_What is being asked_
List each line of the data in which the string "Ximenes" appears.

• • • •

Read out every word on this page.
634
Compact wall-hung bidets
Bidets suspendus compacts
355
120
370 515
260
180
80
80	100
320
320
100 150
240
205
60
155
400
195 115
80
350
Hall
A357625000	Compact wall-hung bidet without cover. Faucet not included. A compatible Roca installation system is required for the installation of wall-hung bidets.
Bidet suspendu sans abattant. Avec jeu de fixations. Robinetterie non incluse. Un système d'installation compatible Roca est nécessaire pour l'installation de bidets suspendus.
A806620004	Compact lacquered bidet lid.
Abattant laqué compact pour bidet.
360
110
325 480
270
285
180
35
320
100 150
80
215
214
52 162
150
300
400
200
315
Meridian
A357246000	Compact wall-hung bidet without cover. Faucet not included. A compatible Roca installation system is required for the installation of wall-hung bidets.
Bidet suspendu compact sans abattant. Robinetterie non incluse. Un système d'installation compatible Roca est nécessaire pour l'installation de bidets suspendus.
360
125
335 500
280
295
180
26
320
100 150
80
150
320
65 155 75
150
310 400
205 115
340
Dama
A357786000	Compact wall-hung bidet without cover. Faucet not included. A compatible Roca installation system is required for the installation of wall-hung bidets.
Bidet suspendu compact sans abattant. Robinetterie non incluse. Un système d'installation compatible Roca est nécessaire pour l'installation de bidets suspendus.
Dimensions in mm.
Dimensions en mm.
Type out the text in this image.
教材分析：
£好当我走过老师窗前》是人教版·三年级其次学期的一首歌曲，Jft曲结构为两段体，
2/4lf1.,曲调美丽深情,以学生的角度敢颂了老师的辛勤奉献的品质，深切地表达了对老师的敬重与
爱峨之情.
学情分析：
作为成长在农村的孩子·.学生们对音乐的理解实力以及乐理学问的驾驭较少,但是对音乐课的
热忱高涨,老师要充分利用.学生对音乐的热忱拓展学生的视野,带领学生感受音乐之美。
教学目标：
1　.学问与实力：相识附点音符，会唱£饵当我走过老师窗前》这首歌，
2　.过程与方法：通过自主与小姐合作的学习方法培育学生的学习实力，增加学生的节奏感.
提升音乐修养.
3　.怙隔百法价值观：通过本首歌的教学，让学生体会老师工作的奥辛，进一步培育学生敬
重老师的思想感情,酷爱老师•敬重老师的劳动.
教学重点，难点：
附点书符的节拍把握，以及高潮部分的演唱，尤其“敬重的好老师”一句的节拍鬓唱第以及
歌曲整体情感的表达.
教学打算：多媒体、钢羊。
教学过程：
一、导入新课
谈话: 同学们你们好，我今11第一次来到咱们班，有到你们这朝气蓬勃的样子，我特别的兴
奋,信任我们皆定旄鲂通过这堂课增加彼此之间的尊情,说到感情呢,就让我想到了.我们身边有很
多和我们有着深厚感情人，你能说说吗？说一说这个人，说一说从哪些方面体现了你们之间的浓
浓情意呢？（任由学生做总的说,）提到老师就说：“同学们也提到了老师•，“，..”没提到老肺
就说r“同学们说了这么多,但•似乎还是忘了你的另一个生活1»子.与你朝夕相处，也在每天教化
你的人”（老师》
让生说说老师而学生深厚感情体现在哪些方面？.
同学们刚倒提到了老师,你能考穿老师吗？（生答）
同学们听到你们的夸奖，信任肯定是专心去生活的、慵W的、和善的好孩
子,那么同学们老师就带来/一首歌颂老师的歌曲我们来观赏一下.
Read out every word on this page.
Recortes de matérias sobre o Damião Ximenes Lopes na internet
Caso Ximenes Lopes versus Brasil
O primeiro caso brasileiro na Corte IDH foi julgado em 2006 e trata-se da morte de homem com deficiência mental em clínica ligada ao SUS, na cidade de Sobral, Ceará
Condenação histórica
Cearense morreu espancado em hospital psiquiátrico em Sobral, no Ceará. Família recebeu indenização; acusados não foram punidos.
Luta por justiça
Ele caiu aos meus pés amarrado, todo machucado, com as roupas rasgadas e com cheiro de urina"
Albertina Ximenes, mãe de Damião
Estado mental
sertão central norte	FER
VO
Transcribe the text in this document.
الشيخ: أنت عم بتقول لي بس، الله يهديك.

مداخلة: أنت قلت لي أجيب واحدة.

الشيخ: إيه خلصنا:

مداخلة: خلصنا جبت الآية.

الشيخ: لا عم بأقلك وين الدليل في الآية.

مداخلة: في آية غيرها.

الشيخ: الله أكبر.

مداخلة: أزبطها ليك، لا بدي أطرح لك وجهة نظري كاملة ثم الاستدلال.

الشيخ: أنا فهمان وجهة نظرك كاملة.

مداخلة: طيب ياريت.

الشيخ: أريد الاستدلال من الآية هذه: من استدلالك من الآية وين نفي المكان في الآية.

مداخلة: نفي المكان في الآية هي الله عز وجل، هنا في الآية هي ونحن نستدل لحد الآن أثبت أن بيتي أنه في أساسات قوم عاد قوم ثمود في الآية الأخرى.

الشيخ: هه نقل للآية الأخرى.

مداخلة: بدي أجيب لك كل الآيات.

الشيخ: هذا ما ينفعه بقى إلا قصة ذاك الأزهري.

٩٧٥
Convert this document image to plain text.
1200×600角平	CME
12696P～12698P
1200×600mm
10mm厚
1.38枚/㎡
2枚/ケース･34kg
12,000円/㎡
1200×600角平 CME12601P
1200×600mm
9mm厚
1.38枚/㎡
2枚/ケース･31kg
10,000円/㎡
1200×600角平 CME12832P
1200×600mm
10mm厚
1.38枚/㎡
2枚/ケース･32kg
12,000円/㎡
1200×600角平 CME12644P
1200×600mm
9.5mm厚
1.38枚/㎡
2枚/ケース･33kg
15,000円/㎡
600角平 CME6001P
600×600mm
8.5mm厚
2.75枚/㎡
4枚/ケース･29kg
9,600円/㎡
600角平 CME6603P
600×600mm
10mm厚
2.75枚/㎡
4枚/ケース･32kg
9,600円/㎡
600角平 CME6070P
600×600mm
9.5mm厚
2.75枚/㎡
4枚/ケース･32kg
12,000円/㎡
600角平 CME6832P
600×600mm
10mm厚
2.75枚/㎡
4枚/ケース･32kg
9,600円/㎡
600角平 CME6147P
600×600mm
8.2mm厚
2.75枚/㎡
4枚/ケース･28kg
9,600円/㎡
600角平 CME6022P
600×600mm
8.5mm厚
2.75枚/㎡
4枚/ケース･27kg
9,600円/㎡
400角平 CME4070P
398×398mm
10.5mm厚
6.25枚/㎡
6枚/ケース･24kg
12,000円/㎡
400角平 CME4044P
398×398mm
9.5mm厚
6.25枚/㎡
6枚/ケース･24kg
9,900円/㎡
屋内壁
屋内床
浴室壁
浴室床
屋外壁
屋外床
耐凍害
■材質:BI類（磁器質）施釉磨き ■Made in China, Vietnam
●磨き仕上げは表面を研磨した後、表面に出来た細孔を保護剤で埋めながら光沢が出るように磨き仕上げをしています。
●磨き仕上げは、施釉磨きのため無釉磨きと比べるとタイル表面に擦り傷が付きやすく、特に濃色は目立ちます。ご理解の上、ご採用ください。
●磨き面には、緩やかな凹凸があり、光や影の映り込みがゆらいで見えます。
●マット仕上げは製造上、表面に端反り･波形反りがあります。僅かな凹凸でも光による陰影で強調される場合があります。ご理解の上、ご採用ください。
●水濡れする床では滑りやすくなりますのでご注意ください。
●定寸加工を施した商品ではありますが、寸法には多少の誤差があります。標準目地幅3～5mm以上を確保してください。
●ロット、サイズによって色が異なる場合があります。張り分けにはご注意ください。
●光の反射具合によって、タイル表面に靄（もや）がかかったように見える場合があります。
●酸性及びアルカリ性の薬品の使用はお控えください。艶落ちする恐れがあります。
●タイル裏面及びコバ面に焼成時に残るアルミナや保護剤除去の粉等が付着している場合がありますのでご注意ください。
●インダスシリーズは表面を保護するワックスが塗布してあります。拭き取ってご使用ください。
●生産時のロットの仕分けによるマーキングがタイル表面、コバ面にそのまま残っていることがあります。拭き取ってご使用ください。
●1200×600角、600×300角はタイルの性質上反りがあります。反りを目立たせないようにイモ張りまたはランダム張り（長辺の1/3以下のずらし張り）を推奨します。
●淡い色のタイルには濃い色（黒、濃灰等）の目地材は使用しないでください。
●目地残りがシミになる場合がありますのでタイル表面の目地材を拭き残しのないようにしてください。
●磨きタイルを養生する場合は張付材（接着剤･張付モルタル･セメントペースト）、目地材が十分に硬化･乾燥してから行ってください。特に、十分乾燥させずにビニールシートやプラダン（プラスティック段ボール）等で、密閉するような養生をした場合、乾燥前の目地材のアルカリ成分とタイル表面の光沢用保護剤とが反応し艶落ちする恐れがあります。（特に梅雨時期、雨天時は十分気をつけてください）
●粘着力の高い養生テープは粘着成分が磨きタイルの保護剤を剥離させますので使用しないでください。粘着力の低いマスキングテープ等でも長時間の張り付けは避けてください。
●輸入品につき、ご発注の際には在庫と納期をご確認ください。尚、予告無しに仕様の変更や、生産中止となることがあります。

• • • •

_Output for this task_
Recortes de matérias sobre o Damião Ximenes Lopes na internet
Caso Ximenes Lopes versus Brasil
Albertina Ximenes, mãe de Damião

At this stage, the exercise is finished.